- Goal of the exercise
Copy out the complete listing, word for word.

[Collected data]
──────────
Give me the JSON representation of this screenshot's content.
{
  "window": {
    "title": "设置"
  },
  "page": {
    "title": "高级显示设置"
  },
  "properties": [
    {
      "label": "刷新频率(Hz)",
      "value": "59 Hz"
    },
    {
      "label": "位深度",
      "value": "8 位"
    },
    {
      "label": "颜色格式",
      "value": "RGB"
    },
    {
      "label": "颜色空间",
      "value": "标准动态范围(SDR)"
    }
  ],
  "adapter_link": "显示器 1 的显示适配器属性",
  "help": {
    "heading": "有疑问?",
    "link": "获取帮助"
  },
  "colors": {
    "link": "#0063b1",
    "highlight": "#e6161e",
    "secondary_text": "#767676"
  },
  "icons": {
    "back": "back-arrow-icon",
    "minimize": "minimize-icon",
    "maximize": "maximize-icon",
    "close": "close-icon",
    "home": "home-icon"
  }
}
──────────
- Written response
Give me the JSON representation of this screenshot's content.
{
  "window": {
    "title": "设置"
  },
  "page": {
    "title": "高级显示设置"
  },
  "properties": [
    {
      "label": "刷新频率(Hz)",
      "value": "59 Hz"
    },
    {
      "label": "位深度",
      "value": "8 位"
    },
    {
      "label": "颜色格式",
      "value": "RGB"
    },
    {
      "label": "颜色空间",
      "value": "标准动态范围(SDR)"
    }
  ],
  "adapter_link": "显示器 1 的显示适配器属性",
  "help": {
    "heading": "有疑问?",
    "link": "获取帮助"
  },
  "colors": {
    "link": "#0063b1",
    "highlight": "#e6161e",
    "secondary_text": "#767676"
  },
  "icons": {
    "back": "back-arrow-icon",
    "minimize": "minimize-icon",
    "maximize": "maximize-icon",
    "close": "close-icon",
    "home": "home-icon"
  }
}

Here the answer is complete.